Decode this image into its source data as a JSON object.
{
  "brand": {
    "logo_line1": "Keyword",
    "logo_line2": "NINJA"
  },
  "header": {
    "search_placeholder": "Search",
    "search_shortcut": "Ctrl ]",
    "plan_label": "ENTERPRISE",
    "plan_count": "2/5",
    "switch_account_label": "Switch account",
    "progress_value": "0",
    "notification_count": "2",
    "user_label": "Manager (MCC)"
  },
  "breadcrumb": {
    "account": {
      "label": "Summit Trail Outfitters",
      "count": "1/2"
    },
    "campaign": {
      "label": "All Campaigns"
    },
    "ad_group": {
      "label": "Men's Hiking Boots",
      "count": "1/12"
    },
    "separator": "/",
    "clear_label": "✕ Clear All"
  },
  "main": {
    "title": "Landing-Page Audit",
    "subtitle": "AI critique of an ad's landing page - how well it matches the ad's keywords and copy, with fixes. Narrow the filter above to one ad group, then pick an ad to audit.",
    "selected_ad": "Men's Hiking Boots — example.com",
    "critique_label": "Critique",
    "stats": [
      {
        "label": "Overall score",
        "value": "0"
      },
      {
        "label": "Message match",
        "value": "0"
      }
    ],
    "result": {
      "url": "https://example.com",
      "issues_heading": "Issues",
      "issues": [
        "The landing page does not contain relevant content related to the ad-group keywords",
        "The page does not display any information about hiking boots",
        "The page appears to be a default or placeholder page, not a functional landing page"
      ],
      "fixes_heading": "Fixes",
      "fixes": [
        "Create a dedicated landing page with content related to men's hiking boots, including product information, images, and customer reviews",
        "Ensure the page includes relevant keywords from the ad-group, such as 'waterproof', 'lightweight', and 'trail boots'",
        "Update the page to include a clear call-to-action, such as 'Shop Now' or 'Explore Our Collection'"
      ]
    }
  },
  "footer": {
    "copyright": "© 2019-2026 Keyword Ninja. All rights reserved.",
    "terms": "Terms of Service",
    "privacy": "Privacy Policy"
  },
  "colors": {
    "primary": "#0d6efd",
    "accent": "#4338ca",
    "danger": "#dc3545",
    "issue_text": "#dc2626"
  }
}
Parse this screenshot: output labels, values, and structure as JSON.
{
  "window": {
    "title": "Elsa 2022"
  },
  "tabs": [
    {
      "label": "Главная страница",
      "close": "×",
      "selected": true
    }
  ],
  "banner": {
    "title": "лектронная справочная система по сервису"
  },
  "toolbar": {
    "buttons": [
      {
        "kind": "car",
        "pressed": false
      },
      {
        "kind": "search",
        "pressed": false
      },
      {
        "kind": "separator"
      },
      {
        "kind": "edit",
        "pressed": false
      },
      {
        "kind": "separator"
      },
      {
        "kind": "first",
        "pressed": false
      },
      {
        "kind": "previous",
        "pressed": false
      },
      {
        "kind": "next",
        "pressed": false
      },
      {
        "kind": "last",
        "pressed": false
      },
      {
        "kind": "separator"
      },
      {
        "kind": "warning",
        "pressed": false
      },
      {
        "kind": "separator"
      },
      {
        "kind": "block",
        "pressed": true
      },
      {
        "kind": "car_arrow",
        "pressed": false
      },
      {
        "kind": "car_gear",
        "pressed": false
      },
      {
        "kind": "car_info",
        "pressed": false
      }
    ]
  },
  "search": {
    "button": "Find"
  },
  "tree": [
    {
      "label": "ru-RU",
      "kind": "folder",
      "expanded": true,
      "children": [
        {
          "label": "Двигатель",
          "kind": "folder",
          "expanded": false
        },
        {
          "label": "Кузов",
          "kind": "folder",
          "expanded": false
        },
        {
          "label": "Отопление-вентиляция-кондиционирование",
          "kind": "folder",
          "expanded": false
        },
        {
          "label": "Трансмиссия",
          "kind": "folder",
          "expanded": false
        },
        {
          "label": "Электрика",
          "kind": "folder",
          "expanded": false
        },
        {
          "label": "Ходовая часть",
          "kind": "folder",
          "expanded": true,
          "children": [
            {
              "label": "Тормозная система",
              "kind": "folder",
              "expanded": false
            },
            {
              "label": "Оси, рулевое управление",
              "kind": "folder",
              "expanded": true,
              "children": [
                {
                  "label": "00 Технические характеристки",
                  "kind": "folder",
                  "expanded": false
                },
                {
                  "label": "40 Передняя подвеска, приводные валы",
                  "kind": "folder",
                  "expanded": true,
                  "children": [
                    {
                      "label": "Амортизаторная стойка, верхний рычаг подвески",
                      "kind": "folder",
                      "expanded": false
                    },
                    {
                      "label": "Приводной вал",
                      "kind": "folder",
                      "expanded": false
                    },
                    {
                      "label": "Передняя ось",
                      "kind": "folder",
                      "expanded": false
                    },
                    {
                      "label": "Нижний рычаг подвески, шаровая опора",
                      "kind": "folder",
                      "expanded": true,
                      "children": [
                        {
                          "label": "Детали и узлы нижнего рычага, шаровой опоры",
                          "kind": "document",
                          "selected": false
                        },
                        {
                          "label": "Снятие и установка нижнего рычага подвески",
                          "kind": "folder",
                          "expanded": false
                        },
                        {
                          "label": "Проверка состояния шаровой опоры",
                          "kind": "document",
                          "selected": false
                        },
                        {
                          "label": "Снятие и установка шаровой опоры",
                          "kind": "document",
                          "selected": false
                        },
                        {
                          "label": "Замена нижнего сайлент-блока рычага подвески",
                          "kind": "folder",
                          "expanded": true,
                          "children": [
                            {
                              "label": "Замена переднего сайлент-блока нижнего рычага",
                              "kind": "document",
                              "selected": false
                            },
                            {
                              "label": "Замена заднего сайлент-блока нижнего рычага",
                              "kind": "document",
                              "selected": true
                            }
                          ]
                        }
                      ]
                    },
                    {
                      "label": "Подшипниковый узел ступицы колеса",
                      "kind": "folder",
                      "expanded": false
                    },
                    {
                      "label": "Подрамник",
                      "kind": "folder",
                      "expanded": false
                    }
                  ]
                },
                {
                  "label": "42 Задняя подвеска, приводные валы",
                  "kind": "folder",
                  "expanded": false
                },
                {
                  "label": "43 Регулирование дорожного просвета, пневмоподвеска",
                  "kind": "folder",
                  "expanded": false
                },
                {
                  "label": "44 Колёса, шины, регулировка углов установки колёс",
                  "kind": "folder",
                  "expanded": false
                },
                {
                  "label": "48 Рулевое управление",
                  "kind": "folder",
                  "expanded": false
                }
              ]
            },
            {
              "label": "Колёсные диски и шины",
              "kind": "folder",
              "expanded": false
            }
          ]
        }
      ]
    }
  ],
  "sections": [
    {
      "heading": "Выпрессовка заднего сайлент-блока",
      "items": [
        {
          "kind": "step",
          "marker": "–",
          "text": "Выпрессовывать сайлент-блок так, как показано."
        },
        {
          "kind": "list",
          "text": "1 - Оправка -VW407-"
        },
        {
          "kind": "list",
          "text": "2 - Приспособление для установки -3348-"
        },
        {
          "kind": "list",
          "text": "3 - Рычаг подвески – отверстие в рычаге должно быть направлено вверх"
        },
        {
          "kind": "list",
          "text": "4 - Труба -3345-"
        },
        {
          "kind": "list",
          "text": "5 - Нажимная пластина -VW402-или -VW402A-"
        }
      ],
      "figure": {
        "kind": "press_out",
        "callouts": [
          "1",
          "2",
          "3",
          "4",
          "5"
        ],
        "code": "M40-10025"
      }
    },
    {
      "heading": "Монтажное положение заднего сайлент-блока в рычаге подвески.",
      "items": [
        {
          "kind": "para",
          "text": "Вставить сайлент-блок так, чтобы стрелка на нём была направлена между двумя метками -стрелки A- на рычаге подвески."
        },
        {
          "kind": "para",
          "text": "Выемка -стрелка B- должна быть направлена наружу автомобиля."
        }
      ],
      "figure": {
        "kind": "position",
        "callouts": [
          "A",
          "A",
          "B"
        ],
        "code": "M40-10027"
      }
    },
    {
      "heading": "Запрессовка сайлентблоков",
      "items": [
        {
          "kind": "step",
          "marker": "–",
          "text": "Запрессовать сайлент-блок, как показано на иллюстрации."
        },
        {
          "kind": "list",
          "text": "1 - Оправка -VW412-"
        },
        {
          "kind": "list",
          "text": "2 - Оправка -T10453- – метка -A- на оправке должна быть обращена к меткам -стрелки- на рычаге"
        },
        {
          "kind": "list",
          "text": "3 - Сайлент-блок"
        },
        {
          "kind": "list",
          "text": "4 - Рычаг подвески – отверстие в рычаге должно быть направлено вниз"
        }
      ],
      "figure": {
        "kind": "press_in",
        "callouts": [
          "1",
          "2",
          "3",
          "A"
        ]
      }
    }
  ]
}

☆ ☆ ☆ ☆

Direction:
Select every line above that contains the word "направлена", and copy it.

Finished task:
          "text": "Вставить сайлент-блок так, чтобы стрелка на нём была направлена между двумя метками -стрелки A- на рычаге подвески."
          "text": "Выемка -стрелка B- должна быть направлена наружу автомобиля."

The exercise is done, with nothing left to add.